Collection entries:
__________

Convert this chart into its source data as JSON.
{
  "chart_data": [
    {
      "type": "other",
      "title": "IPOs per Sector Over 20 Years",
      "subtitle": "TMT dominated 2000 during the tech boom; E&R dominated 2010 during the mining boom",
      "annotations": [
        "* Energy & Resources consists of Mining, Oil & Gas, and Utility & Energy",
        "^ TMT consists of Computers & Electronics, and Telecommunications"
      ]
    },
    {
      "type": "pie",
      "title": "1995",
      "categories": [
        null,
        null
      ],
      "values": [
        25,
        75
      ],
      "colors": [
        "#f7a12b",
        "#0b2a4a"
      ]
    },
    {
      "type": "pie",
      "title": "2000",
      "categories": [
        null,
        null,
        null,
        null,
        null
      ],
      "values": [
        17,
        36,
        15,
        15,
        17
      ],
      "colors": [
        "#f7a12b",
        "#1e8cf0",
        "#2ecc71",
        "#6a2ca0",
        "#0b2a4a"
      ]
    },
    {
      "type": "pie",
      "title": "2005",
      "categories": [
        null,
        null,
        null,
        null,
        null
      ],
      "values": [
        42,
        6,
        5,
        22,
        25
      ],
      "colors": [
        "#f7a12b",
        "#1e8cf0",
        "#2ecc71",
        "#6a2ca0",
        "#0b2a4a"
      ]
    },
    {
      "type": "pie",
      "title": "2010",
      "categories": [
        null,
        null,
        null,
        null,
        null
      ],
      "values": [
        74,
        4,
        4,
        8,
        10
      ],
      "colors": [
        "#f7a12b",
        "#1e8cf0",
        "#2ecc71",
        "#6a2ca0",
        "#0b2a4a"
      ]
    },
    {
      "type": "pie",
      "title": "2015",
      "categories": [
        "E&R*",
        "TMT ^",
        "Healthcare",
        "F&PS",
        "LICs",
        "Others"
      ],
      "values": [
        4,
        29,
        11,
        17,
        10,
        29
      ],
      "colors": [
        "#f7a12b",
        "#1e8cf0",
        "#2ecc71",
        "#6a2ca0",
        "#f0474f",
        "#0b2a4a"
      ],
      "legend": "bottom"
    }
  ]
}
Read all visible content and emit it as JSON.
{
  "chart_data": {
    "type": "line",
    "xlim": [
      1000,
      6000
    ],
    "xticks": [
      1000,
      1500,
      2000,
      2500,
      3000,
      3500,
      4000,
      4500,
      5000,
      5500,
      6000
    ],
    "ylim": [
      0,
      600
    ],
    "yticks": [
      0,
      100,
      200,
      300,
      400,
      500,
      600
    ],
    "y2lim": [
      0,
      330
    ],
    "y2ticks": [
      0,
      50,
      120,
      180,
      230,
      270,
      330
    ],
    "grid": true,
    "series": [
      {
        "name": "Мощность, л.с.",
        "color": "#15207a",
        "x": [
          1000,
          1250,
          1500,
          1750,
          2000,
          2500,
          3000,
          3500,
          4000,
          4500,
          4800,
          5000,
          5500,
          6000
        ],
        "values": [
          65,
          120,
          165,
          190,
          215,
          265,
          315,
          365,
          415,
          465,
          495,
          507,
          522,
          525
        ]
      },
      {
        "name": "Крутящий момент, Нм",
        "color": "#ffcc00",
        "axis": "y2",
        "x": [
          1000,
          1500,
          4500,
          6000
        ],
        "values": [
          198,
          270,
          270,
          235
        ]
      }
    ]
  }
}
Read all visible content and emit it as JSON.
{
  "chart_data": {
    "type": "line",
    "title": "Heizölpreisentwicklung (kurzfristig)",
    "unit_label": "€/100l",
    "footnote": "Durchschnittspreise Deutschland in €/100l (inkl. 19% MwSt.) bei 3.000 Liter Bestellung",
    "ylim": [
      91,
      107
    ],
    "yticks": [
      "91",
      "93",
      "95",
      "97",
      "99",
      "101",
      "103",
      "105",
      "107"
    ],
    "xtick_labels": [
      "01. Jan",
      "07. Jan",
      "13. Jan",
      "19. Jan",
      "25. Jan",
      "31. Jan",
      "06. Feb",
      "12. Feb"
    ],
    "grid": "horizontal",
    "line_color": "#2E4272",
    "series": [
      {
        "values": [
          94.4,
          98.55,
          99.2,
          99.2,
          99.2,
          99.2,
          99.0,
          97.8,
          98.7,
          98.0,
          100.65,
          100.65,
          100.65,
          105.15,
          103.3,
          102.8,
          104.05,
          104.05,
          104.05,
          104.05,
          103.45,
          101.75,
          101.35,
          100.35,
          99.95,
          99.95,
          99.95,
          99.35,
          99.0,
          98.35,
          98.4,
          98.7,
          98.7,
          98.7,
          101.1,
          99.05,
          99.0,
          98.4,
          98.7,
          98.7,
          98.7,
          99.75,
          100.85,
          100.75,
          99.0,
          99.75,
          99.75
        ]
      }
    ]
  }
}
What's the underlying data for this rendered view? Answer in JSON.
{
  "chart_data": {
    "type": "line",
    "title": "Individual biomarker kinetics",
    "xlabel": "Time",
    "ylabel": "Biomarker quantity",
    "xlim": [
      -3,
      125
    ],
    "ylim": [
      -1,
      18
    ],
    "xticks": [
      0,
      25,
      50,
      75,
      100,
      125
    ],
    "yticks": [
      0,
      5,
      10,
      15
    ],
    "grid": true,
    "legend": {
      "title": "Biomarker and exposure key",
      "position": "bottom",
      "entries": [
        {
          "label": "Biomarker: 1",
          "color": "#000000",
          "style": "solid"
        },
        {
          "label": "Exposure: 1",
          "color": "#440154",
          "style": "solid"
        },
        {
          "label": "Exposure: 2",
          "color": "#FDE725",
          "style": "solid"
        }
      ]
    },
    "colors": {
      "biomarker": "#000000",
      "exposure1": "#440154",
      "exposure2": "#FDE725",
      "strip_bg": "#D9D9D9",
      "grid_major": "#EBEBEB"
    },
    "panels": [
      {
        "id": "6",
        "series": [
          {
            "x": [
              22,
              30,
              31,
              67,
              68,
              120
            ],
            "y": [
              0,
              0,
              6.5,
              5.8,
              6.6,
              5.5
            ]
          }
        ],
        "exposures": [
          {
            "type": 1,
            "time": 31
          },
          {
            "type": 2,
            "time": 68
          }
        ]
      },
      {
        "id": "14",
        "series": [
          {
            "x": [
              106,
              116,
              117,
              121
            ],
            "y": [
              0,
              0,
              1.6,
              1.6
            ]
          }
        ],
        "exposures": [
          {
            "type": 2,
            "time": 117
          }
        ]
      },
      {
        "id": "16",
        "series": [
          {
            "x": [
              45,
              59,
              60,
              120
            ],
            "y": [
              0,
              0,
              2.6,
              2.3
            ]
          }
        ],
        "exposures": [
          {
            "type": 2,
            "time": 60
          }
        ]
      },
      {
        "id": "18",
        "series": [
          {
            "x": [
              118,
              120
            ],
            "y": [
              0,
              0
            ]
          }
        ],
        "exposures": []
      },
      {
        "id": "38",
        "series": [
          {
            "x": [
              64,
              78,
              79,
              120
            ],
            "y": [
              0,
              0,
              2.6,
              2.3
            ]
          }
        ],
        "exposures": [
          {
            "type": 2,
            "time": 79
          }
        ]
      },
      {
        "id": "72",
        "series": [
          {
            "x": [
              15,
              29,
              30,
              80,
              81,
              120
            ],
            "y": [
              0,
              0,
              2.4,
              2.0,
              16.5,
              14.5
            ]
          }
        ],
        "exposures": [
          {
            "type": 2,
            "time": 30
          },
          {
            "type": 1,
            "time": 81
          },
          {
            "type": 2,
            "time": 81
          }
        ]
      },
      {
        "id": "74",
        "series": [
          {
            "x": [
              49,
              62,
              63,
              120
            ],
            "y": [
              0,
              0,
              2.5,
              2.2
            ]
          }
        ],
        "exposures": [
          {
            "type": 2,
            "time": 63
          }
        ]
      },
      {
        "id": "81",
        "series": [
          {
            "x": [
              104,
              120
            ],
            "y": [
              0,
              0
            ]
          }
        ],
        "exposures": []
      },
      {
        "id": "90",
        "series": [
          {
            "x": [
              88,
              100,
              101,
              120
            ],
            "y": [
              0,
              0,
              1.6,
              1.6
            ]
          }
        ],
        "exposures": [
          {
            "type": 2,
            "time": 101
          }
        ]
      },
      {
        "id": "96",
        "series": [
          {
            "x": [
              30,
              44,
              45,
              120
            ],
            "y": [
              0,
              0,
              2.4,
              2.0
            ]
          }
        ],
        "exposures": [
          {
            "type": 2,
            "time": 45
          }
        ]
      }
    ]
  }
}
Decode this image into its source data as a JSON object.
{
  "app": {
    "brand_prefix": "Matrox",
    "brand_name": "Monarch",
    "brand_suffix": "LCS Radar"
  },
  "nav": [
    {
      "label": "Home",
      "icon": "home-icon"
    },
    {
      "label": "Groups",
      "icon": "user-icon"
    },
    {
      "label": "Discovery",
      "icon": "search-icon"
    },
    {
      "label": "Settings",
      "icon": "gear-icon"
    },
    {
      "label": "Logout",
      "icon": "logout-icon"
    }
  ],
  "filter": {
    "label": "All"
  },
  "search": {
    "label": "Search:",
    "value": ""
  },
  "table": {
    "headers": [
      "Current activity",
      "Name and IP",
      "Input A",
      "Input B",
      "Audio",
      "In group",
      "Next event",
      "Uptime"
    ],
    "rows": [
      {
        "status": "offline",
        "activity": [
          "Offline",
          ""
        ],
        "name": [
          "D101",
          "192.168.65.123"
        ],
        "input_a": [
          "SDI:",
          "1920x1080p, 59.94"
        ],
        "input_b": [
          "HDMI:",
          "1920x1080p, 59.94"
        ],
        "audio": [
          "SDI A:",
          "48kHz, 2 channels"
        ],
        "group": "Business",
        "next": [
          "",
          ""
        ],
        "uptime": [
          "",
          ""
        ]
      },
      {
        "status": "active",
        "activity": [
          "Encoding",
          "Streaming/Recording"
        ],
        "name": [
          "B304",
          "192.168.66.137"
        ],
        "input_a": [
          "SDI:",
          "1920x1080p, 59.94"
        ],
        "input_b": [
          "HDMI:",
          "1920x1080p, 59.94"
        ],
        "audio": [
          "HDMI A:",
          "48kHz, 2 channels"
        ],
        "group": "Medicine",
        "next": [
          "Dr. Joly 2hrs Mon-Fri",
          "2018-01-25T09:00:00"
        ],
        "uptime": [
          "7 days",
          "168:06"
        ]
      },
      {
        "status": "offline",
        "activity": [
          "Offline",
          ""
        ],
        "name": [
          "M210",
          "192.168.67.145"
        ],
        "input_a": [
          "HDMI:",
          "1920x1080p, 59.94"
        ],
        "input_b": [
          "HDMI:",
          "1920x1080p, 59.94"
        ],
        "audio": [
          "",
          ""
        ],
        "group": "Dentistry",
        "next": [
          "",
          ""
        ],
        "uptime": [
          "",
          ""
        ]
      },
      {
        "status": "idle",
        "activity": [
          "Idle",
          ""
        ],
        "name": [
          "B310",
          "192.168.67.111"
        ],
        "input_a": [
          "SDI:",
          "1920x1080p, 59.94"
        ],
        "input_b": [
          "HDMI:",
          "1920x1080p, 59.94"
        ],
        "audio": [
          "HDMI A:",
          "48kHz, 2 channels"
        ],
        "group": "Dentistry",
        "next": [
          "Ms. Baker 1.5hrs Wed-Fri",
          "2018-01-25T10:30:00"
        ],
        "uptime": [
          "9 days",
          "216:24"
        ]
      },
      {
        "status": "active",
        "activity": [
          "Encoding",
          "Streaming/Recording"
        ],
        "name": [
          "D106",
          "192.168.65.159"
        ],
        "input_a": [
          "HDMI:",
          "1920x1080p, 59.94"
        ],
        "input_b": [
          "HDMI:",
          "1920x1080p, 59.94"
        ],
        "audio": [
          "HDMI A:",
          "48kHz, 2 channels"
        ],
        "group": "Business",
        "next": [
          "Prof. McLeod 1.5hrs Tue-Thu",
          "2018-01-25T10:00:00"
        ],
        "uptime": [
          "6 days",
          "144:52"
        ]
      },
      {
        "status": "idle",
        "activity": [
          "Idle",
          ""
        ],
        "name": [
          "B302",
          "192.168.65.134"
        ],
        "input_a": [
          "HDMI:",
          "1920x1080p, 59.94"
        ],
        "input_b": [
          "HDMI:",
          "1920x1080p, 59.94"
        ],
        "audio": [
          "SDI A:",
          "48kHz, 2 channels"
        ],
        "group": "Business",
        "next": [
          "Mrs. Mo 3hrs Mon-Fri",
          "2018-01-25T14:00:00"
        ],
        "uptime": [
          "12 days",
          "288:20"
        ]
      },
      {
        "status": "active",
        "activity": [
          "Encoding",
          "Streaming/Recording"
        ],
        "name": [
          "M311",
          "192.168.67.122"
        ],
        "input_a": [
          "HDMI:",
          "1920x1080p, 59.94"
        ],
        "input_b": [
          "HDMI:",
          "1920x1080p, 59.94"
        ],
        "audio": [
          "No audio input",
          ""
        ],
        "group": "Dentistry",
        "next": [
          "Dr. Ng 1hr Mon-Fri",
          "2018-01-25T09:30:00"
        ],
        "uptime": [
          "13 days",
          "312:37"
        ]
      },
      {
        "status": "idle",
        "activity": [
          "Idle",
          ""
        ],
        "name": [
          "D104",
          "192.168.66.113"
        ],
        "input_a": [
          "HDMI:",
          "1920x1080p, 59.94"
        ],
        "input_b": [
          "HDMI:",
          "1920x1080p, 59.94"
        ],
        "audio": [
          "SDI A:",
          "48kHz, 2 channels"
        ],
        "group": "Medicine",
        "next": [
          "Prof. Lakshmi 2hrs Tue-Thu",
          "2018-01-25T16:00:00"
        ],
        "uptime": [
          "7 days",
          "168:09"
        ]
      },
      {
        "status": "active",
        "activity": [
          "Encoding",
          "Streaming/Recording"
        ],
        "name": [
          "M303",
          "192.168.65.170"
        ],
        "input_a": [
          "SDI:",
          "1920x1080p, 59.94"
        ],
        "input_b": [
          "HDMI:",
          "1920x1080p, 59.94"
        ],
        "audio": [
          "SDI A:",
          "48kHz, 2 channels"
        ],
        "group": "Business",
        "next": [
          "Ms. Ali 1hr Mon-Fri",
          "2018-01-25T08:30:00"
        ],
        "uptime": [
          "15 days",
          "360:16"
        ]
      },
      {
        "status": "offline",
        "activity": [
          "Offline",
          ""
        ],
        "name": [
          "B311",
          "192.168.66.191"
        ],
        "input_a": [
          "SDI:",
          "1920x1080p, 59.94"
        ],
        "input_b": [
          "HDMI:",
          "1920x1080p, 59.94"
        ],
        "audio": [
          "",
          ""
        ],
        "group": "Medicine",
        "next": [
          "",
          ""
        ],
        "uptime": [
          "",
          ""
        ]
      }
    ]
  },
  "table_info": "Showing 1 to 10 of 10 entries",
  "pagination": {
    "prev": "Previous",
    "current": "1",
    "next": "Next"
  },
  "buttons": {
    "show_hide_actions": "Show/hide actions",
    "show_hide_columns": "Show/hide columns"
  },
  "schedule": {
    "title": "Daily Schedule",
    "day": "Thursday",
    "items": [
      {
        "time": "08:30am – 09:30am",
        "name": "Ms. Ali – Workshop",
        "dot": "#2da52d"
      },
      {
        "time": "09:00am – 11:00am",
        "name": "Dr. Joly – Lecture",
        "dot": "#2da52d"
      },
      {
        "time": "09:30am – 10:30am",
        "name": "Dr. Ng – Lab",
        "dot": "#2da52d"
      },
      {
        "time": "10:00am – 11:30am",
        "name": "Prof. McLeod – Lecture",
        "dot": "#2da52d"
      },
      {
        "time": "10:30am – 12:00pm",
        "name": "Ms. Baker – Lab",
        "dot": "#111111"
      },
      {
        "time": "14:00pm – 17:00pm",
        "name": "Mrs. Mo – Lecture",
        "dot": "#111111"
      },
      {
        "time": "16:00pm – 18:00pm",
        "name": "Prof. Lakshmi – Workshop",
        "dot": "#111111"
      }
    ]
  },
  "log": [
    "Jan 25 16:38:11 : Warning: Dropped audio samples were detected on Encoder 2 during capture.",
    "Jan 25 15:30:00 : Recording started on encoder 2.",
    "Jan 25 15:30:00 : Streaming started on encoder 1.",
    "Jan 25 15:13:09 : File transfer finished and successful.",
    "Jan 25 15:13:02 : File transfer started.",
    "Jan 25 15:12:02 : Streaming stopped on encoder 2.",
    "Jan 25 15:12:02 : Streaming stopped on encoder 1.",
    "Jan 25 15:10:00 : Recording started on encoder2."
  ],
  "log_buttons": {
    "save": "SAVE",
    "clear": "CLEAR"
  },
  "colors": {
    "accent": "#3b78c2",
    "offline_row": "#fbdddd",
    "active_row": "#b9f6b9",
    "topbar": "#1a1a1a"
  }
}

__________

Aim of the task: Provide only the count of lines in the material above that hold the word "this".

Written reply: 3